EXERCICES PROPOSÉS:
(1) D'après le texte sur Le Cauchemar de Darwin, sur quelle chaîne le documentaire a-t-il été diffusé ?
(2) Recopiez le passage du texte sur Le Cauchemar de Darwin allant de « Diffusion par Arte » jusqu'à « exploiteurs des lieux. ».
(3) Reprenez le texte sur Le Cauchemar de Darwin à l'endroit où il s'arrête.

TEXTE PRÉSENTÉ:
---+---

25 avril 2006

Humanité bas perchée

Diffusion par Arte du Cauchemar de Darwin de Hubert Sauper, dont je n’avais suivi que de loin les polémiques attenantes. Ce documentaire sans complaisance, un peu à la façon des instantanés de l’émission Strip-tease qui rapportait sans commenter des tranches de vie, nous révèle l’Afrique telle qu’elle est et meurt aujourd’hui. Non que je ne sache rien des fléaux et exploitations acharnées du continent par les colonisateurs économiques, avant d’avoir découvert ce chef d’œuvre réaliste ; mais l’incisive démonstration des images, l’authenticité des autochtones, les contrastes de situations vous prennent à la gorge, rendant presque honteux d’appartenir au même coin géographique que les exploiteurs des lieux.
Des images en vrac me reviennent : ces enfants des rues se battant comme une meute affamée autour d’une écuelle de riz ; cette femme mettant à sécher les restes (têtes et arêtes) de perches en repoussant les vers qui ont investi les plus anciens jonchant le sol ; ce gardien de l’Institut national des pêcheries qui espère la guerre en Tanzanie et son engagement à tuer pour régler ses problèmes de survie ; cette Héloïse, prostituée aux yeux de chat, qui chantonne en douceur devant la caméra de Sauper, victime quelques semaines plus tard du défoulement meurtrier d’un barbare australien ;
cette femme morte-vivante, atteinte par le Sida et qui parvient, dans un souffle de voix désespéré, à révéler qu’elle ne peut plus se nourrir… Galerie éperdue de ces sacrifiés pour l’opulence préservée des potentats du régime, des quelques gros bonnets de pays riches (l’Europe en tête) impliqués dans le pillage légalisé, et finalement pour maintenir le déséquilibre mondial en notre faveur.
La perche du lac Victoria comme parangon d’une ignoble manière d’exploiter l’Afrique en lieu et place du peuple africain. Ne nous leurrons pas de naïveté, toutefois : si notre continent avait été le point faible à dépouiller, les autres coins du monde (y compris le continent noir) se précipiteraient comme autant de charognards gourmands. Le vice du système tient à une humanité indigne qui ne respecte que la loi du plus fort, sous d’hypocrites révérences à la légalité affichée.

---+---

LISTE DES LIGNES:

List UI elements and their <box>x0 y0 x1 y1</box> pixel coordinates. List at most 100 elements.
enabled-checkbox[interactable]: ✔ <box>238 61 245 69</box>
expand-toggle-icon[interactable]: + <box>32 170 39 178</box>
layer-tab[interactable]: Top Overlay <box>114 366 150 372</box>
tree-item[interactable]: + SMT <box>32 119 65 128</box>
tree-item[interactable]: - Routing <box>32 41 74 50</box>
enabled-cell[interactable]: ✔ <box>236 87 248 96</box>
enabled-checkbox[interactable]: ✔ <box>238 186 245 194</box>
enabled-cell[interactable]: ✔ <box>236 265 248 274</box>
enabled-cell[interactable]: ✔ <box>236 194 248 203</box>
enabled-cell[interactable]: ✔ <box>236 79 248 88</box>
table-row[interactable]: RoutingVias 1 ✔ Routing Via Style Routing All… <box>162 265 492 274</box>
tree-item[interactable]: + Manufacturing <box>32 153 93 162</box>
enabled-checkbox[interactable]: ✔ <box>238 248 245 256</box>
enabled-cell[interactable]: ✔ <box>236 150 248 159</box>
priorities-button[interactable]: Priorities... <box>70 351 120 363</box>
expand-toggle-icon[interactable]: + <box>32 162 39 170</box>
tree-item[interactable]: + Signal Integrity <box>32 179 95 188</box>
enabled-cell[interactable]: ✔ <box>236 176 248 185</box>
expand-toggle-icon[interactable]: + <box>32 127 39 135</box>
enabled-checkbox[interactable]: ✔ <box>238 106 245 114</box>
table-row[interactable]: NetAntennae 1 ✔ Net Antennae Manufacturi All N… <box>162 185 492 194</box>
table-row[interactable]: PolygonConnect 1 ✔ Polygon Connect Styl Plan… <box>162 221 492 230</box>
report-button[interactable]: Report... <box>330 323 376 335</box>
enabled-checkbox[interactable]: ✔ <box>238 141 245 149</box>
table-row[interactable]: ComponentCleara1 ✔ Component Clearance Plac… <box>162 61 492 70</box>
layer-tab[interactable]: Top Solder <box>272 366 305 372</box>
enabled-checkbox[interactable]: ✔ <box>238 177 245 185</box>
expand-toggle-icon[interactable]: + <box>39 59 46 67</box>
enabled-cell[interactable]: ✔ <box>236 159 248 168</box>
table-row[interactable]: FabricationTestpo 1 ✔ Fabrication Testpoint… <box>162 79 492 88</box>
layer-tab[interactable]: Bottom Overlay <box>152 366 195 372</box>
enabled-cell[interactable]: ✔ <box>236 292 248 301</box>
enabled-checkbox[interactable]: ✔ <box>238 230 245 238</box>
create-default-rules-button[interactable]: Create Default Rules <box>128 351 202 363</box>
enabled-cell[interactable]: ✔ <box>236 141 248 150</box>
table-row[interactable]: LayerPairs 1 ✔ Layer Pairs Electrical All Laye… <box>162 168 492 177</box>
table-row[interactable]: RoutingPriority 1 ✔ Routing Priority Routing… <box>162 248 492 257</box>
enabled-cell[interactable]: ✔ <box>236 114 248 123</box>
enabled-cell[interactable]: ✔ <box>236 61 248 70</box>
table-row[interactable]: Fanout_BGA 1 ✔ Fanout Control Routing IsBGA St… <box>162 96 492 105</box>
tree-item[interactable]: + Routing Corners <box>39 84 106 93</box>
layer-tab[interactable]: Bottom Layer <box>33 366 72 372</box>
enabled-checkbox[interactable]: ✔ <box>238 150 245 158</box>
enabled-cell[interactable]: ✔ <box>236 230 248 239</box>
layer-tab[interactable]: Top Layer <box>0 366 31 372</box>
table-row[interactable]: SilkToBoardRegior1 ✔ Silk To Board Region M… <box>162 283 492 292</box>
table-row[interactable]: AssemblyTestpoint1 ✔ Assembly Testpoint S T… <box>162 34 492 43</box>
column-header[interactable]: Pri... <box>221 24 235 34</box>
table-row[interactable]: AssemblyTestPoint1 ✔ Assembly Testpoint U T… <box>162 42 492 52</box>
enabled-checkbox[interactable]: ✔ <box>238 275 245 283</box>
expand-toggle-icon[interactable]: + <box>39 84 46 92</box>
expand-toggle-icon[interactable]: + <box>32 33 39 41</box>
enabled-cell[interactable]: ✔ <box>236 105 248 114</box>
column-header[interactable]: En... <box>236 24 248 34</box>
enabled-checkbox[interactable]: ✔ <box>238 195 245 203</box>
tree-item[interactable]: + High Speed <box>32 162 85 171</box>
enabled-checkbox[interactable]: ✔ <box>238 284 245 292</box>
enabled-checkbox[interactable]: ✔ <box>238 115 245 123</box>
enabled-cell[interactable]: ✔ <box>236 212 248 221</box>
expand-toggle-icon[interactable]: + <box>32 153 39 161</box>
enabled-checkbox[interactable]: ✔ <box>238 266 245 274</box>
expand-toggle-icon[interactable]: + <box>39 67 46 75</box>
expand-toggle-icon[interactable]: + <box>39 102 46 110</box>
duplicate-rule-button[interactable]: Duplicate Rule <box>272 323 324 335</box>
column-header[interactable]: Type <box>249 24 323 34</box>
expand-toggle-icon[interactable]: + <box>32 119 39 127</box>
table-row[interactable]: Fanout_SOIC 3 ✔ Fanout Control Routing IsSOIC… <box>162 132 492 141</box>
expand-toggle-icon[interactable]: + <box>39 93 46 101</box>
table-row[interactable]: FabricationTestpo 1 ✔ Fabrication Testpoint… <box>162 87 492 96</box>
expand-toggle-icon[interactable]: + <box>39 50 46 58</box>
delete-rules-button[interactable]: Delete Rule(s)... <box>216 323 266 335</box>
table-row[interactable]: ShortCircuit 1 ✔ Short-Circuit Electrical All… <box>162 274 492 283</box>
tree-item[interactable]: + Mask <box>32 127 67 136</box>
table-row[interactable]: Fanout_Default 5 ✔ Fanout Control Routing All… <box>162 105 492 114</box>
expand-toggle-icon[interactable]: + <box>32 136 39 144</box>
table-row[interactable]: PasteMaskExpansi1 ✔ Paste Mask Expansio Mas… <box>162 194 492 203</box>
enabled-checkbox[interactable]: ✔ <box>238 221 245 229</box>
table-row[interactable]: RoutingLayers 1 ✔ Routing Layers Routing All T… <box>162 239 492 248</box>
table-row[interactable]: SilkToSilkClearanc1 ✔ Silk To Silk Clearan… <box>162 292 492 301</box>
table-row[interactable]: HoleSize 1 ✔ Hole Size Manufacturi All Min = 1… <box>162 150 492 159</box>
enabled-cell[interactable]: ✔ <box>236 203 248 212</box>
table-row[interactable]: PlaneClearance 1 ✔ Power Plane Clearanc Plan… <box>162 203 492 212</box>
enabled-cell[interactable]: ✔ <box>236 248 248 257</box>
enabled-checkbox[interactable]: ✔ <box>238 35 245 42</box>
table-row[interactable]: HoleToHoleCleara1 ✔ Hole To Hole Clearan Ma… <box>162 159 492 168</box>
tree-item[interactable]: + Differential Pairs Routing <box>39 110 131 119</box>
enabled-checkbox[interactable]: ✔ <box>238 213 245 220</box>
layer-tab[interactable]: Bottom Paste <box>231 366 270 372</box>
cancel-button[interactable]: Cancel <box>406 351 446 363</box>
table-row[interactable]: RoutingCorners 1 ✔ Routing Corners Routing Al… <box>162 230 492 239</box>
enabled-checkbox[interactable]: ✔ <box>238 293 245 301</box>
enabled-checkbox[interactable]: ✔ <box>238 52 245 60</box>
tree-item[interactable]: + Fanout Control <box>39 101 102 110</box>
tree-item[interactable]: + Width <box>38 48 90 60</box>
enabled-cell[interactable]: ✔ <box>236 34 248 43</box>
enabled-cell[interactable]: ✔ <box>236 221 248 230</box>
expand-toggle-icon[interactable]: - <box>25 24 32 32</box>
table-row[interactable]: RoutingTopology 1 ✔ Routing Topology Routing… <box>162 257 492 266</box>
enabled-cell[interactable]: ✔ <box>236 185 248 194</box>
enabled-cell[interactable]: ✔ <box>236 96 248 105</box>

---+---

CORRIGÉ:
(1) Sur Arte.

(2)
Diffusion par Arte du Cauchemar de Darwin de Hubert Sauper, dont je n’avais suivi que de loin les polémiques attenantes. Ce documentaire sans complaisance, un peu à la façon des instantanés de l’émission Strip-tease qui rapportait sans commenter des tranches de vie, nous révèle l’Afrique telle qu’elle est et meurt aujourd’hui. Non que je ne sache rien des fléaux et exploitations acharnées du continent par les colonisateurs économiques, avant d’avoir découvert ce chef d’œuvre réaliste ; mais l’incisive démonstration des images, l’authenticité des autochtones, les contrastes de situations vous prennent à la gorge, rendant presque honteux d’appartenir au même coin géographique que les exploiteurs des lieux.

(3)
11 avril 2006

Un panache... de vile fin



En tas fumant le panache du Premier ministre. Avoir cédé à la montée en puissance moutonnière d’une minorité agissante, sans en tirer effectivement les conséquences personnelles, confirme sa filiation politique : aux antipodes de l’esprit gaulliste et bien ancrée dans la pratique chiraquienne du pouvoir. Les manettes de l’exécutif aux pinces de crustacés indélogeables, mais sans détermination réelle et à la logique gestionnaire bien fluctuante.
Facile, sans doute, d’achever ce diplomate « saponifiant » à terre, mais à la différence des charognards du pavé et de quelques feuilles, je soutenais son projet. C’est l’abandon de sa ligne, après une promulgation fantoche (pour l’article huit seulement, mais capitalement !) qui navre et désespère de ce pays.
Dans sa méthode Coué déclinée devant un Poivre d’Arvor presque compatissant, il a terminé sur une piste de réforme des universités. Une façon d’afficher qu’il persiste dans sa lancée, mais une idée suicidaire qu’il devrait se garder de mettre en œuvre. Les Devaquet, Juppé, Ferry, Fillon and Cie ont connu à leurs dépens les charnières minées des terrains de l’enseignement et de la jeunesse.
Qu’il demeure accroché à son rocher Matignon sans vagues faire, en espérant que la dextérité de la population à oublier lui redonne un peu du panache passé.
Quant au pays, il est entre les mains de syndicats statistiquement non représentatifs, de quelques cohortes bruyantes et représentatives que d’elles-mêmes – soit moins de 5% des Français, en retenant les chiffres les plus optimistes – le tout sous le regard gourmand d’une opposition qui se dispense ainsi de tout programme de rechange, profitant de facto du chaos puis de l’enlisement national. Bravo les artistes ! Tristes pitres…

01 avril 2006

Ambiance raide !

23h au Red Lions.
Déterrer le palmipède boiteux ou s’envoler à la nageoire d’une arête nauséabonde ? L’occasion de renouer avec la charge encrée en ces jours pseudo prérévolutionnaires.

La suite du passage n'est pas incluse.